--- Records excerpted from a collection ---
——————

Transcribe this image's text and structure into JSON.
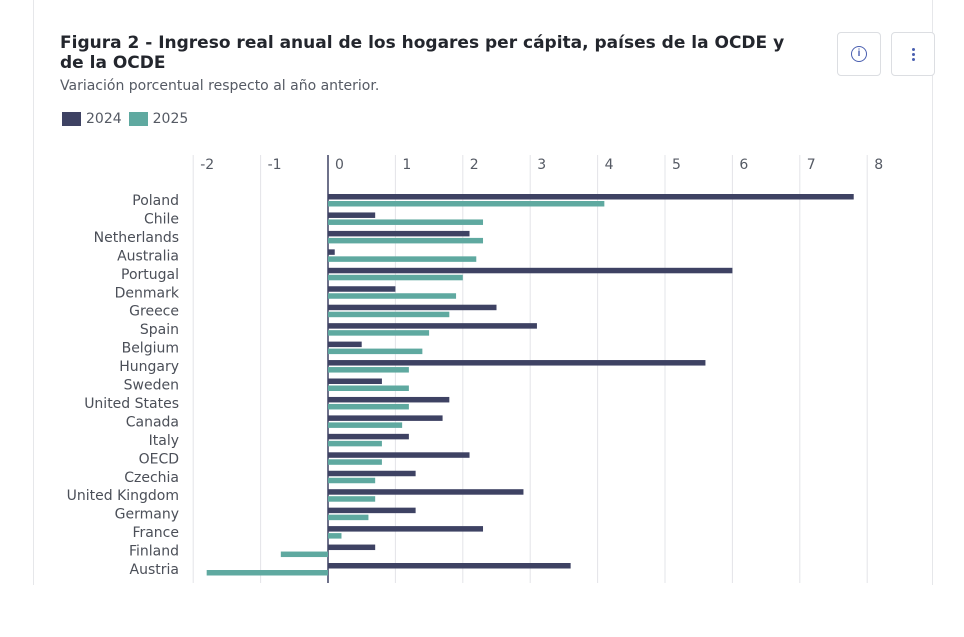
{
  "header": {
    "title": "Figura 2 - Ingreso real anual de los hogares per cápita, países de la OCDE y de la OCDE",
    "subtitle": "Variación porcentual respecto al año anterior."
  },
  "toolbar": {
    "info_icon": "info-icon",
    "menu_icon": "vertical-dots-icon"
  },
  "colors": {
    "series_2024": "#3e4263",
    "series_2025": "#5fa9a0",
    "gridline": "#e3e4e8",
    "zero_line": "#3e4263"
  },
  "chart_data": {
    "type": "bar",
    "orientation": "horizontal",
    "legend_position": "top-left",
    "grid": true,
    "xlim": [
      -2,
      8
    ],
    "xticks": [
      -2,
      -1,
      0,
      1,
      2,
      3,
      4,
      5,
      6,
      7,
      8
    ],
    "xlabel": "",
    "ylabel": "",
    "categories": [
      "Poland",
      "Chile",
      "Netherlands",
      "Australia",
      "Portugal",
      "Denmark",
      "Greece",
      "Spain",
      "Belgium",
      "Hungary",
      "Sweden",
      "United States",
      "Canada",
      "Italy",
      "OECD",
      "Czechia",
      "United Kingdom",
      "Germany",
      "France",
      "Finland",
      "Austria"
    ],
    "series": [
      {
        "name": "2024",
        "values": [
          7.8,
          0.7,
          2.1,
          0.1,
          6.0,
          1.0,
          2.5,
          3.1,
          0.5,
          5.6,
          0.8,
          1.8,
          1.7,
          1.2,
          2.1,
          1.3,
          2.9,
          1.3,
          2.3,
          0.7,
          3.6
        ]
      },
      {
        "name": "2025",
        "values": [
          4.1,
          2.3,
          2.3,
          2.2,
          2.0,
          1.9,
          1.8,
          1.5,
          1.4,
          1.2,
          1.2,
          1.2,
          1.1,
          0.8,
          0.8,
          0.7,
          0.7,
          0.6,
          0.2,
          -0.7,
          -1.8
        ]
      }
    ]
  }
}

——————

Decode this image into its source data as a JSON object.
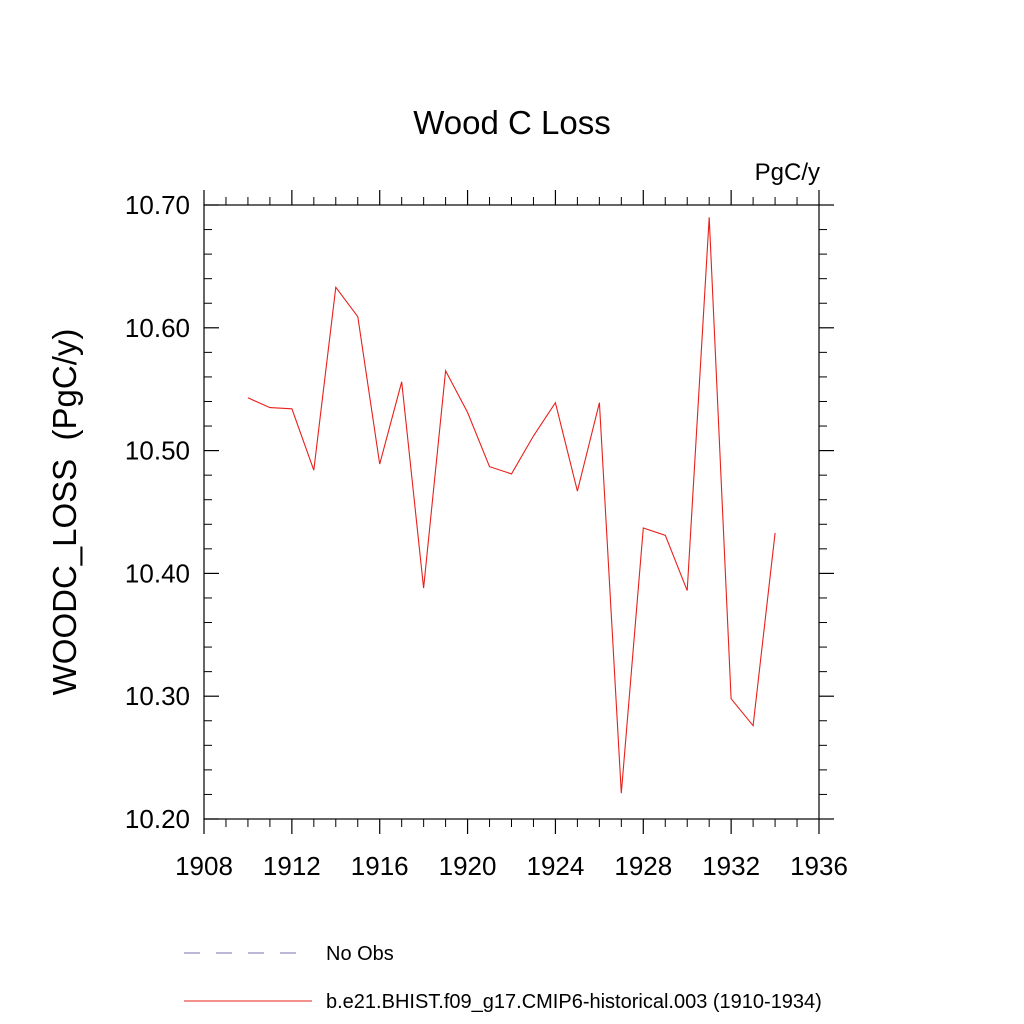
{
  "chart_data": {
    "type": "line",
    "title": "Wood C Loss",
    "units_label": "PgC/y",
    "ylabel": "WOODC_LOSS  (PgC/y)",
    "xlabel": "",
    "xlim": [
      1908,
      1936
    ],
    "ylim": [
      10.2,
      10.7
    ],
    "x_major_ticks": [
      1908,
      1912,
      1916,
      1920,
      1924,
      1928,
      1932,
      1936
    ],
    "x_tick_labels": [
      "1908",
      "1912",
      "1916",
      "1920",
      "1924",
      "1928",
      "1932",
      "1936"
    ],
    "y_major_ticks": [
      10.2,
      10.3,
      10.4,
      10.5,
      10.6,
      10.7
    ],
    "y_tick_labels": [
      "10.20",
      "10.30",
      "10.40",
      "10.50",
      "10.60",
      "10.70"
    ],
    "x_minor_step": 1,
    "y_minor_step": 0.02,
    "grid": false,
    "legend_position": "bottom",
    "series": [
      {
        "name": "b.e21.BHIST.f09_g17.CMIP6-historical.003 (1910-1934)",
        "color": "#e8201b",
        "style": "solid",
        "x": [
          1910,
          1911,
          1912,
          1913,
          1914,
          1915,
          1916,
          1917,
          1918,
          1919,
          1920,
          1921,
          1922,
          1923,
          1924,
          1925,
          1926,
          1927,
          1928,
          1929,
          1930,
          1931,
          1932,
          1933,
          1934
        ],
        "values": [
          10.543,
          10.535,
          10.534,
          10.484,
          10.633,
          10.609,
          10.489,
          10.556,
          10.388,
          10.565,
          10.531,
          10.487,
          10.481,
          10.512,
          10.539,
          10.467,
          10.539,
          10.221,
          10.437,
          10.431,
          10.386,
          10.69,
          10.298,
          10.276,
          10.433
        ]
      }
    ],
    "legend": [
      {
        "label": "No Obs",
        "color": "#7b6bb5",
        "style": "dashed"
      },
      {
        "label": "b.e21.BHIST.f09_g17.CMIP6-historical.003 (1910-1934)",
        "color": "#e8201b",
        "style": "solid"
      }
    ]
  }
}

——————

Copy every line that includes the string "style" from the material above.

--- Task result ---
        "style": "solid",
        "style": "dashed"
        "style": "solid"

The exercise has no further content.